EXERCISE MATERIALS:
———

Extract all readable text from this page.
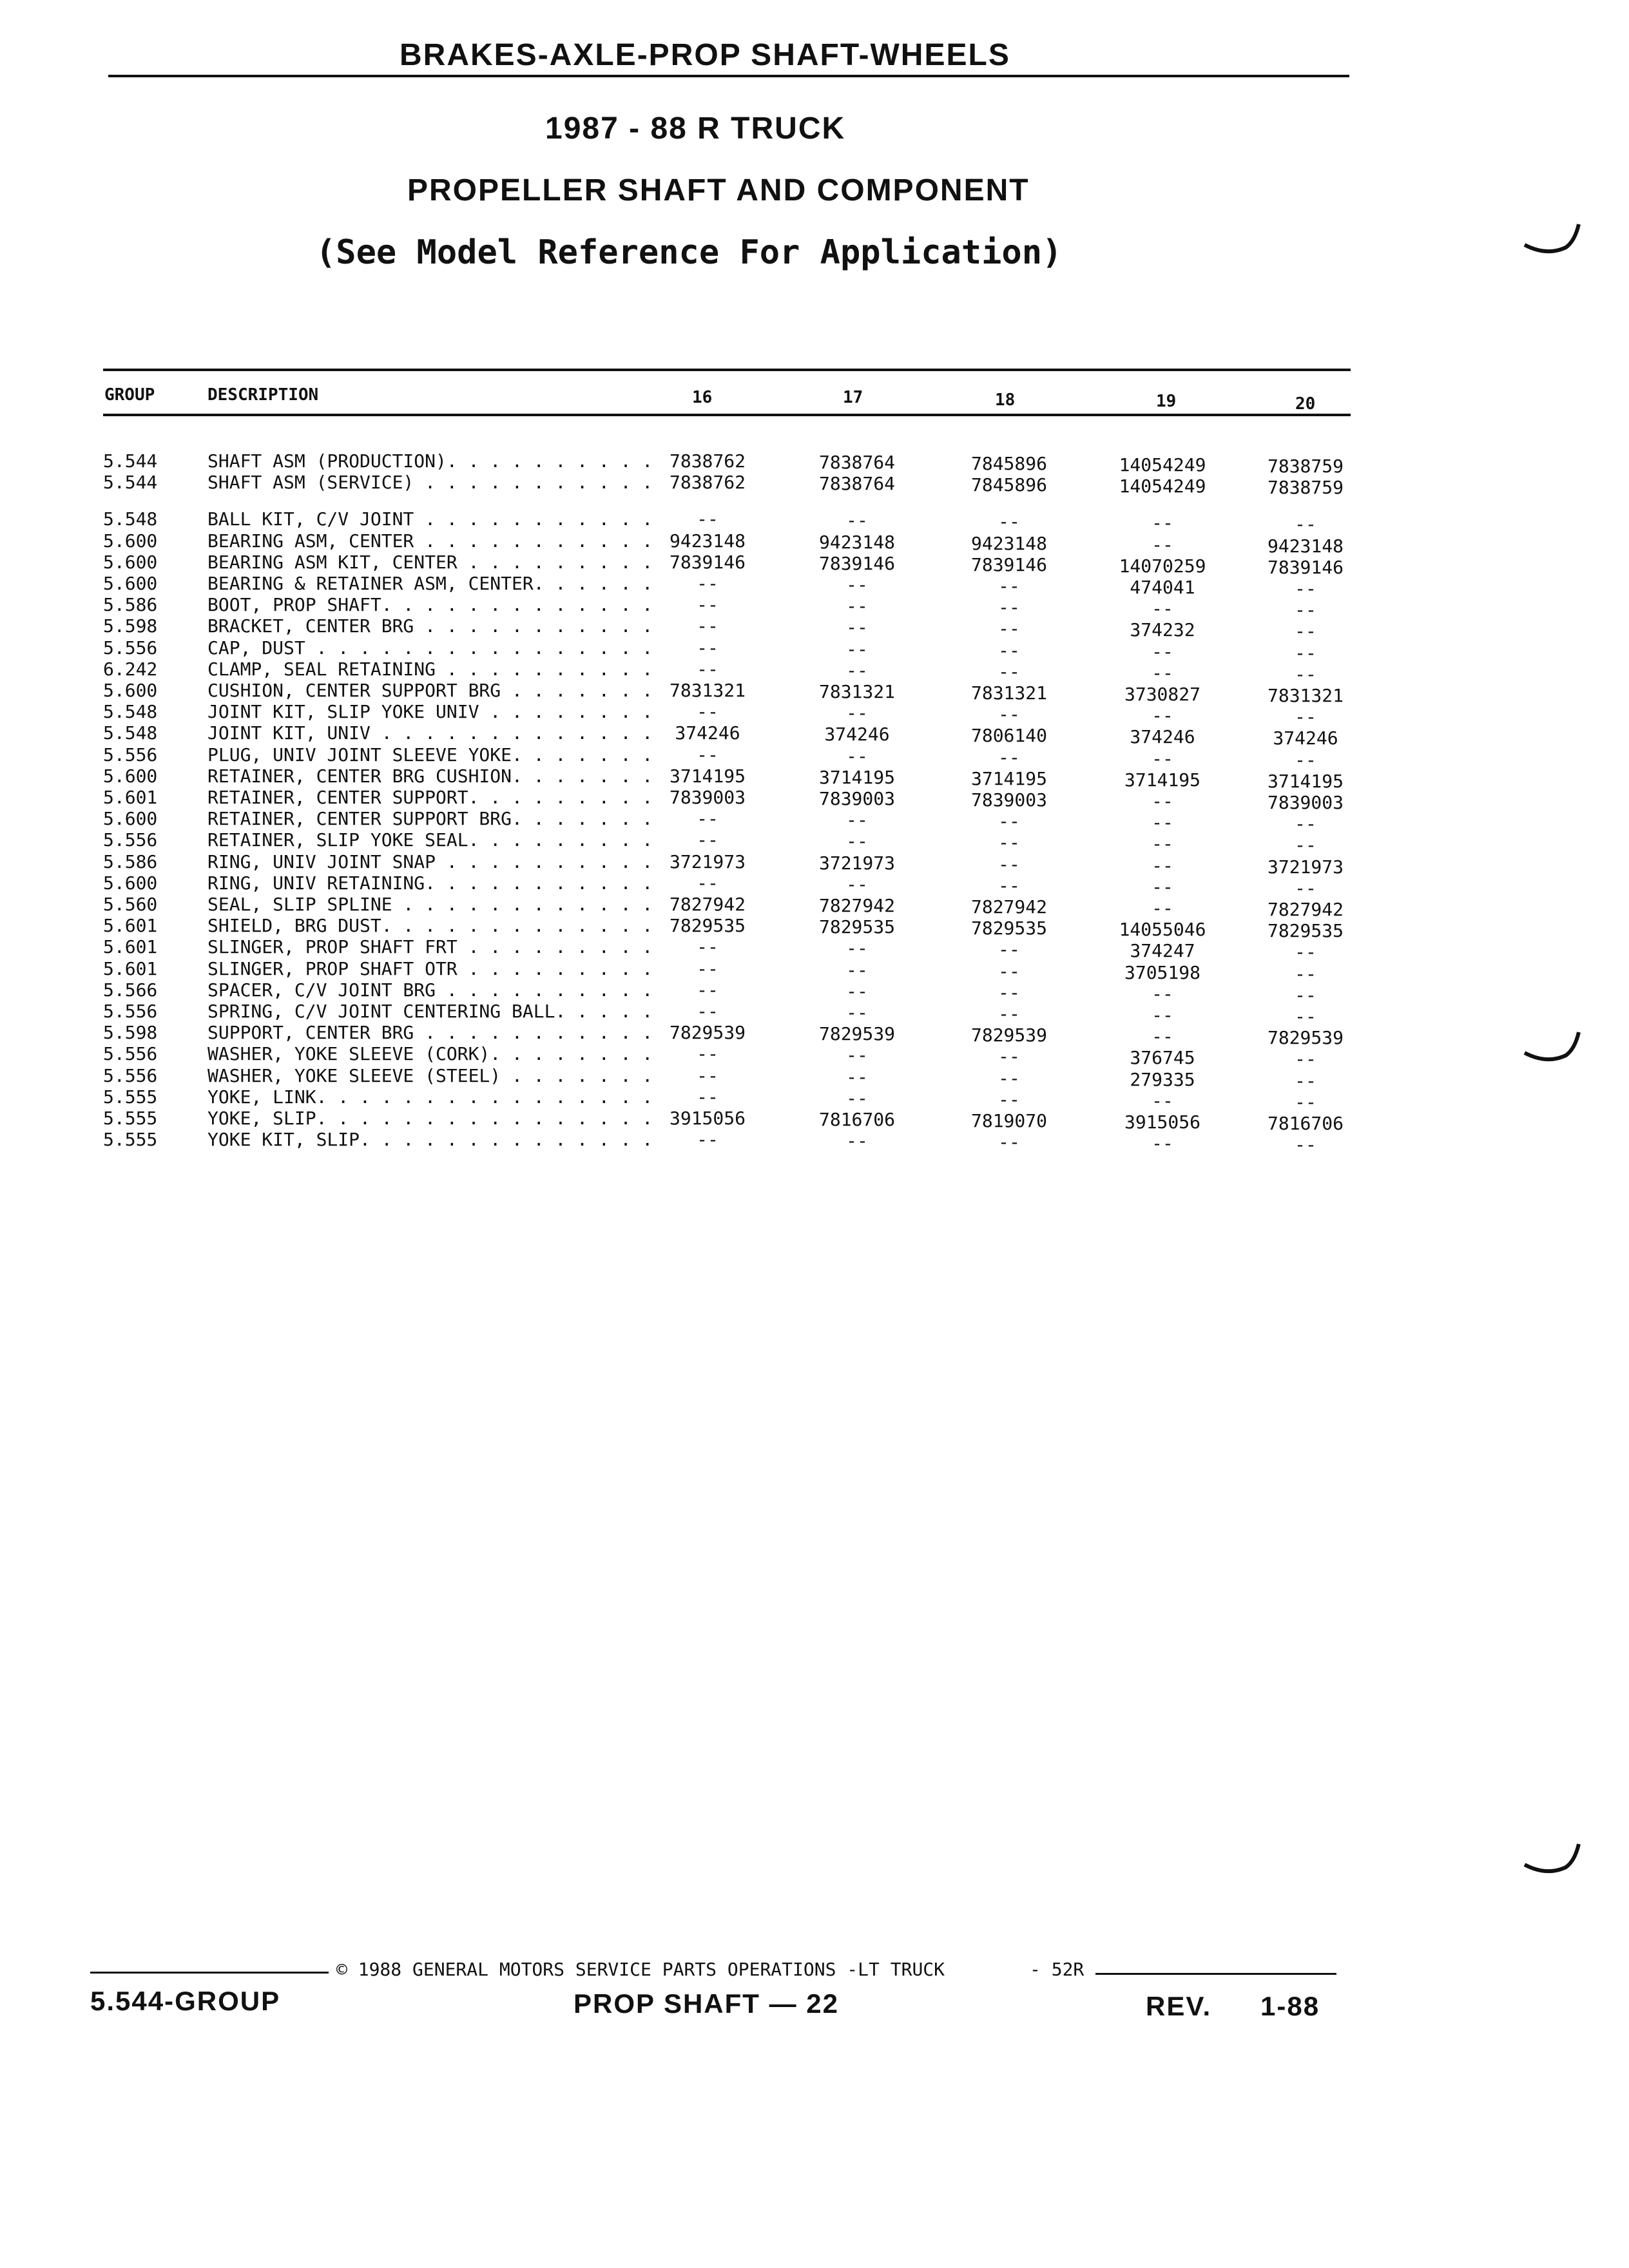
BRAKES-AXLE-PROP SHAFT-WHEELS
1987 - 88 R TRUCK
PROPELLER SHAFT AND COMPONENT
(See Model Reference For Application)
GROUP	DESCRIPTION	16	17	18	19	20
5.544	SHAFT ASM (PRODUCTION) . . .	7838762	7838764	7845896	14054249	7838759
5.544	SHAFT ASM (SERVICE) . . .	7838762	7838764	7845896	14054249	7838759
5.548	BALL KIT, C/V JOINT . . .	--	--	--	--	--
5.600	BEARING ASM, CENTER . . .	9423148	9423148	9423148	--	9423148
5.600	BEARING ASM KIT, CENTER . . .	7839146	7839146	7839146	14070259	7839146
5.600	BEARING & RETAINER ASM, CENTER . . .	--	--	--	474041	--
5.586	BOOT, PROP SHAFT . . .	--	--	--	--	--
5.598	BRACKET, CENTER BRG . . .	--	--	--	374232	--
5.556	CAP, DUST . . .	--	--	--	--	--
6.242	CLAMP, SEAL RETAINING . . .	--	--	--	--	--
5.600	CUSHION, CENTER SUPPORT BRG . . .	7831321	7831321	7831321	3730827	7831321
5.548	JOINT KIT, SLIP YOKE UNIV . . .	--	--	--	--	--
5.548	JOINT KIT, UNIV . . .	374246	374246	7806140	374246	374246
5.556	PLUG, UNIV JOINT SLEEVE YOKE . . .	--	--	--	--	--
5.600	RETAINER, CENTER BRG CUSHION . . .	3714195	3714195	3714195	3714195	3714195
5.601	RETAINER, CENTER SUPPORT . . .	7839003	7839003	7839003	--	7839003
5.600	RETAINER, CENTER SUPPORT BRG . . .	--	--	--	--	--
5.556	RETAINER, SLIP YOKE SEAL . . .	--	--	--	--	--
5.586	RING, UNIV JOINT SNAP . . .	3721973	3721973	--	--	3721973
5.600	RING, UNIV RETAINING . . .	--	--	--	--	--
5.560	SEAL, SLIP SPLINE . . .	7827942	7827942	7827942	--	7827942
5.601	SHIELD, BRG DUST . . .	7829535	7829535	7829535	14055046	7829535
5.601	SLINGER, PROP SHAFT FRT . . .	--	--	--	374247	--
5.601	SLINGER, PROP SHAFT OTR . . .	--	--	--	3705198	--
5.566	SPACER, C/V JOINT BRG . . .	--	--	--	--	--
5.556	SPRING, C/V JOINT CENTERING BALL . . .	--	--	--	--	--
5.598	SUPPORT, CENTER BRG . . .	7829539	7829539	7829539	--	7829539
5.556	WASHER, YOKE SLEEVE (CORK) . . .	--	--	--	376745	--
5.556	WASHER, YOKE SLEEVE (STEEL) . . .	--	--	--	279335	--
5.555	YOKE, LINK . . .	--	--	--	--	--
5.555	YOKE, SLIP . . .	3915056	7816706	7819070	3915056	7816706
5.555	YOKE KIT, SLIP . . .	--	--	--	--	--
© 1988 GENERAL MOTORS SERVICE PARTS OPERATIONS -LT TRUCK	- 52R
5.544-GROUP	PROP SHAFT — 22	REV. 1-88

———

TASK INSTRUCTIONS:
Images should not appear in the copy; retype the listing above exactly.

EXERCISE SOLUTION:
Extract all readable text from this page.
BRAKES-AXLE-PROP SHAFT-WHEELS
1987 - 88 R TRUCK
PROPELLER SHAFT AND COMPONENT
(See Model Reference For Application)
GROUP	DESCRIPTION	16	17	18	19	20
5.544	SHAFT ASM (PRODUCTION) . . .	7838762	7838764	7845896	14054249	7838759
5.544	SHAFT ASM (SERVICE) . . .	7838762	7838764	7845896	14054249	7838759
5.548	BALL KIT, C/V JOINT . . .	--	--	--	--	--
5.600	BEARING ASM, CENTER . . .	9423148	9423148	9423148	--	9423148
5.600	BEARING ASM KIT, CENTER . . .	7839146	7839146	7839146	14070259	7839146
5.600	BEARING & RETAINER ASM, CENTER . . .	--	--	--	474041	--
5.586	BOOT, PROP SHAFT . . .	--	--	--	--	--
5.598	BRACKET, CENTER BRG . . .	--	--	--	374232	--
5.556	CAP, DUST . . .	--	--	--	--	--
6.242	CLAMP, SEAL RETAINING . . .	--	--	--	--	--
5.600	CUSHION, CENTER SUPPORT BRG . . .	7831321	7831321	7831321	3730827	7831321
5.548	JOINT KIT, SLIP YOKE UNIV . . .	--	--	--	--	--
5.548	JOINT KIT, UNIV . . .	374246	374246	7806140	374246	374246
5.556	PLUG, UNIV JOINT SLEEVE YOKE . . .	--	--	--	--	--
5.600	RETAINER, CENTER BRG CUSHION . . .	3714195	3714195	3714195	3714195	3714195
5.601	RETAINER, CENTER SUPPORT . . .	7839003	7839003	7839003	--	7839003
5.600	RETAINER, CENTER SUPPORT BRG . . .	--	--	--	--	--
5.556	RETAINER, SLIP YOKE SEAL . . .	--	--	--	--	--
5.586	RING, UNIV JOINT SNAP . . .	3721973	3721973	--	--	3721973
5.600	RING, UNIV RETAINING . . .	--	--	--	--	--
5.560	SEAL, SLIP SPLINE . . .	7827942	7827942	7827942	--	7827942
5.601	SHIELD, BRG DUST . . .	7829535	7829535	7829535	14055046	7829535
5.601	SLINGER, PROP SHAFT FRT . . .	--	--	--	374247	--
5.601	SLINGER, PROP SHAFT OTR . . .	--	--	--	3705198	--
5.566	SPACER, C/V JOINT BRG . . .	--	--	--	--	--
5.556	SPRING, C/V JOINT CENTERING BALL . . .	--	--	--	--	--
5.598	SUPPORT, CENTER BRG . . .	7829539	7829539	7829539	--	7829539
5.556	WASHER, YOKE SLEEVE (CORK) . . .	--	--	--	376745	--
5.556	WASHER, YOKE SLEEVE (STEEL) . . .	--	--	--	279335	--
5.555	YOKE, LINK . . .	--	--	--	--	--
5.555	YOKE, SLIP . . .	3915056	7816706	7819070	3915056	7816706
5.555	YOKE KIT, SLIP . . .	--	--	--	--	--
© 1988 GENERAL MOTORS SERVICE PARTS OPERATIONS -LT TRUCK	- 52R
5.544-GROUP	PROP SHAFT — 22	REV. 1-88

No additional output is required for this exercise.